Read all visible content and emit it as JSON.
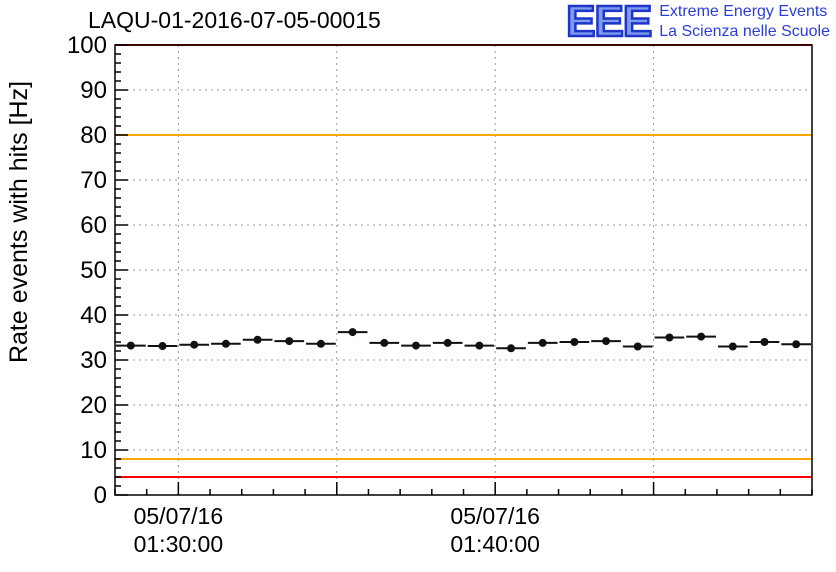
{
  "header": {
    "title": "LAQU-01-2016-07-05-00015",
    "logo": {
      "text": "EEE",
      "tagline1": "Extreme Energy Events",
      "tagline2": "La Scienza nelle Scuole",
      "brand_color": "#2b3fd6"
    }
  },
  "chart_data": {
    "type": "line",
    "title": "LAQU-01-2016-07-05-00015",
    "xlabel": "",
    "ylabel": "Rate events with hits [Hz]",
    "ylim": [
      0,
      100
    ],
    "yticks": [
      0,
      10,
      20,
      30,
      40,
      50,
      60,
      70,
      80,
      90,
      100
    ],
    "y_minor_step": 2,
    "xlim": [
      0,
      22
    ],
    "x_minor_step": 1,
    "x_major_ticks": [
      2,
      7,
      12,
      17
    ],
    "x_tick_labels": [
      {
        "pos": 2,
        "date": "05/07/16",
        "time": "01:30:00"
      },
      {
        "pos": 12,
        "date": "05/07/16",
        "time": "01:40:00"
      }
    ],
    "grid": true,
    "grid_color": "#999999",
    "frame_color": "#000000",
    "threshold_lines": [
      {
        "y": 100,
        "color": "#ff0000"
      },
      {
        "y": 80,
        "color": "#ffa500"
      },
      {
        "y": 8,
        "color": "#ffa500"
      },
      {
        "y": 4,
        "color": "#ff0000"
      }
    ],
    "series": [
      {
        "name": "rate-events-with-hits",
        "marker_color": "#111111",
        "bin_half_width": 0.5,
        "x": [
          0.5,
          1.5,
          2.5,
          3.5,
          4.5,
          5.5,
          6.5,
          7.5,
          8.5,
          9.5,
          10.5,
          11.5,
          12.5,
          13.5,
          14.5,
          15.5,
          16.5,
          17.5,
          18.5,
          19.5,
          20.5,
          21.5
        ],
        "values": [
          33.2,
          33.1,
          33.4,
          33.6,
          34.5,
          34.2,
          33.6,
          36.2,
          33.8,
          33.2,
          33.8,
          33.2,
          32.6,
          33.8,
          34.0,
          34.2,
          33.0,
          35.0,
          35.2,
          33.0,
          34.0,
          33.5
        ]
      }
    ]
  }
}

++++

## THE REQUEST
The listing above must be printed again exactly, minus its pictures.

## ANSWER IN FULL
Read all visible content and emit it as JSON.
{
  "header": {
    "title": "LAQU-01-2016-07-05-00015",
    "logo": {
      "text": "EEE",
      "tagline1": "Extreme Energy Events",
      "tagline2": "La Scienza nelle Scuole",
      "brand_color": "#2b3fd6"
    }
  },
  "chart_data": {
    "type": "line",
    "title": "LAQU-01-2016-07-05-00015",
    "xlabel": "",
    "ylabel": "Rate events with hits [Hz]",
    "ylim": [
      0,
      100
    ],
    "yticks": [
      0,
      10,
      20,
      30,
      40,
      50,
      60,
      70,
      80,
      90,
      100
    ],
    "y_minor_step": 2,
    "xlim": [
      0,
      22
    ],
    "x_minor_step": 1,
    "x_major_ticks": [
      2,
      7,
      12,
      17
    ],
    "x_tick_labels": [
      {
        "pos": 2,
        "date": "05/07/16",
        "time": "01:30:00"
      },
      {
        "pos": 12,
        "date": "05/07/16",
        "time": "01:40:00"
      }
    ],
    "grid": true,
    "grid_color": "#999999",
    "frame_color": "#000000",
    "threshold_lines": [
      {
        "y": 100,
        "color": "#ff0000"
      },
      {
        "y": 80,
        "color": "#ffa500"
      },
      {
        "y": 8,
        "color": "#ffa500"
      },
      {
        "y": 4,
        "color": "#ff0000"
      }
    ],
    "series": [
      {
        "name": "rate-events-with-hits",
        "marker_color": "#111111",
        "bin_half_width": 0.5,
        "x": [
          0.5,
          1.5,
          2.5,
          3.5,
          4.5,
          5.5,
          6.5,
          7.5,
          8.5,
          9.5,
          10.5,
          11.5,
          12.5,
          13.5,
          14.5,
          15.5,
          16.5,
          17.5,
          18.5,
          19.5,
          20.5,
          21.5
        ],
        "values": [
          33.2,
          33.1,
          33.4,
          33.6,
          34.5,
          34.2,
          33.6,
          36.2,
          33.8,
          33.2,
          33.8,
          33.2,
          32.6,
          33.8,
          34.0,
          34.2,
          33.0,
          35.0,
          35.2,
          33.0,
          34.0,
          33.5
        ]
      }
    ]
  }
}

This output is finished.